=== Segment du document ===

« Quand les gens du ménage parlent de cette quête du travail, tous disent la même chose. Le pire, c’est cette première fois, ou plutôt toutes ces premières fois, se lever dans la ville endormie, rouler la nuit vers des endroits inconnus en se demandant où on va tomber. Ce serait exagéré de parler de peur, un pincement plutôt, qui vient s’ajouter à ce fond de fatigue, impossible à résorber. On tient aux nerfs et à l’espoir, celui d’arriver enfin quelque part, mais le but paraît toujours plus lointain. »
Florence Aubenas, Le Quai de Ouistreham
Paul Klee, Uebermut
Commentaires
ce livre me plairait bien, il va falloir que je patiente, à la bibli il est sorti!
Terribles perspectives; un but lointain, quand il existe encore.
Ma fille me raconte, souvent les yeux humides, tant de cas de désespérés...
Merci à Tania pour le lien sur Florence Aubenas qui a « plongé » pendant six mois dans le monde de ceux d’en bas, comme elle les appelle… Quand je faisais mon jogging matinal à 5 heures, je remontais le groupe important de « Maghrébines » qui sortaient de la bouche de métro « Mérode » pour gagner les bureaux de l’immense BBL, où elles s’emploieraient à « astiquer » les locaux … Les premières, accortes et dynamiques me saluaient et m’encourageait (j’ai fini par toutes les connaître) … et puis, plus je remontais le groupe distendu, plus les mines se faisaient fatiguées jusqu’à quelques trainardes haves à faire pitié, visiblement en mauvaise état … survenait alors, en dernier lieu, le « petit » chef qui venait d’acheter son journal , plein de suffisance, le regard vert et la lippe creusée de méchanceté, ruminant déjà les reproches dont il allait agonir ses victimes préférées … Comme dans un livre, c’était écrit sur sa tronche d’obsédé de la méchanceté …
@ Keisha : Un succès de librairie et de bibliothèque, tant mieux, j'espère que tu n'auras pas à patienter trop longtemps.

===

Liste des tâches:
[1] Répondez à ces questions sur la page consacrée au Quai de Ouistreham :
(a) Selon la citation, qu'est-ce qui est le pire pour les gens du ménage dans leur quête du travail ?
(b) À quelle heure le jogging matinal évoqué dans un commentaire avait-il lieu ?
(c) Combien de temps Florence Aubenas a-t-elle « plongé » dans le monde de ceux d'en bas ?
[2] Rédigez la suite de la page sur Le Quai de Ouistreham après son dernier commentaire.

=== Données extraites ===

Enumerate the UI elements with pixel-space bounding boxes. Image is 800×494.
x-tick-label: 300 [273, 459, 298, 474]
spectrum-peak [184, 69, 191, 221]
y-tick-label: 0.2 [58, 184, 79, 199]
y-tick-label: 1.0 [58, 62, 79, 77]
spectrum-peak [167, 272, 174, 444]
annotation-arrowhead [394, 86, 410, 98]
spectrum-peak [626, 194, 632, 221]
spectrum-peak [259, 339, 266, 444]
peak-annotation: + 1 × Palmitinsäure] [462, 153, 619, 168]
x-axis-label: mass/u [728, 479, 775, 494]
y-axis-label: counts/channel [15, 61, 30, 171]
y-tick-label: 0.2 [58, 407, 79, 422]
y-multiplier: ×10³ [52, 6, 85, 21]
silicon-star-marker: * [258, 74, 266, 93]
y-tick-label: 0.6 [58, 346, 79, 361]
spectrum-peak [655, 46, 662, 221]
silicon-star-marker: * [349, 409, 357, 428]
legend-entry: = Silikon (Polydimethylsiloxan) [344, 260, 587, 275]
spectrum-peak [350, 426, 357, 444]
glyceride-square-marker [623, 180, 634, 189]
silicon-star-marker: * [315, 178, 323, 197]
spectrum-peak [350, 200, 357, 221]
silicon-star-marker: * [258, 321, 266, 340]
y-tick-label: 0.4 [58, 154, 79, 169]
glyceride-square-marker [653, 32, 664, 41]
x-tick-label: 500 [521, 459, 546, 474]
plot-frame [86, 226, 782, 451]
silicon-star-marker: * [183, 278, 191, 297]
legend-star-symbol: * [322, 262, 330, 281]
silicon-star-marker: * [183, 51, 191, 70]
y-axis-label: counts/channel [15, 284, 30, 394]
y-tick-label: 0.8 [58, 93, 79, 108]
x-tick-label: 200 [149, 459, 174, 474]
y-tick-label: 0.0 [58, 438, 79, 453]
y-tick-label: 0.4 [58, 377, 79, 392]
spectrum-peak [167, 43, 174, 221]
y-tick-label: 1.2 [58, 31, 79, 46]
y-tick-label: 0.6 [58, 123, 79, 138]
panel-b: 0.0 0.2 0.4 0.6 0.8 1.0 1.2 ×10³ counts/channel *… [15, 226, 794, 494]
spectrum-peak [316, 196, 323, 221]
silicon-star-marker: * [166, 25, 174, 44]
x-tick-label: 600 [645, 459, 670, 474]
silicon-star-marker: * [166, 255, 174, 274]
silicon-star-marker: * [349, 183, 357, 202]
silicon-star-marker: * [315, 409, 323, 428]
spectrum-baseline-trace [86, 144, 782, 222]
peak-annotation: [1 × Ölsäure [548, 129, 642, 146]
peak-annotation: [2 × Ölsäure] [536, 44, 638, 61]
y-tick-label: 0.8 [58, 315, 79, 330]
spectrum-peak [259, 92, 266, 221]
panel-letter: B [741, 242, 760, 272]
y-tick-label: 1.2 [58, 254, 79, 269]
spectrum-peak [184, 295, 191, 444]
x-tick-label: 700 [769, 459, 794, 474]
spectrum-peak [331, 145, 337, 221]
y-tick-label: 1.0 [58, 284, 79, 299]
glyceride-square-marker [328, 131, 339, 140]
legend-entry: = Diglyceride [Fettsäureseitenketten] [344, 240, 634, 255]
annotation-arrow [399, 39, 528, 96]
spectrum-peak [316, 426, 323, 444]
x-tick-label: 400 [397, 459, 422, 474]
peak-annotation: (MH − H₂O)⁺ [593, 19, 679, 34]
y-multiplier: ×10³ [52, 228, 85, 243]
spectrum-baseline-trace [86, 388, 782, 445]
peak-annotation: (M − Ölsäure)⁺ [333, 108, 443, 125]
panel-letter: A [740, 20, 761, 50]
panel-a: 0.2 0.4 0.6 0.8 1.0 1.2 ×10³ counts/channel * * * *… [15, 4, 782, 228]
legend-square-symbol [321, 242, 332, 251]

===

Réponses aux tâches:
[1]
(a) Cette première fois, ou plutôt toutes ces premières fois : se lever dans la ville endormie et rouler la nuit vers des endroits inconnus.
(b) À 5 heures.
(c) Pendant six mois.

[2]
@ Colo : Et les mesures d'austérité qui frappent les pays européens les uns après les autres les multiplient, hélas.
@ Doulidelle : Souvenirs croqués sur le vif, on s'y croirait.
Je l'ai entendue parler de son livre: poignant, comme l'extrait que tu rapportes. mais je n'ai pas envie de le lire. Chaque candidat que je dois refuser me blesse déjà... Et nous recrutons quelques profils, ce qui signifie de nombreuses lettres de refus et tant de désespoir suscité par ces quelques mots. Je me souviens, ce candidat auditionné cette semaine qui avait appris l'entrevue "par coeur" et tentait de me fixer avec des yeux convaincants, lui dont la main tremblait... et ne pouvait répondre à une question imprévue.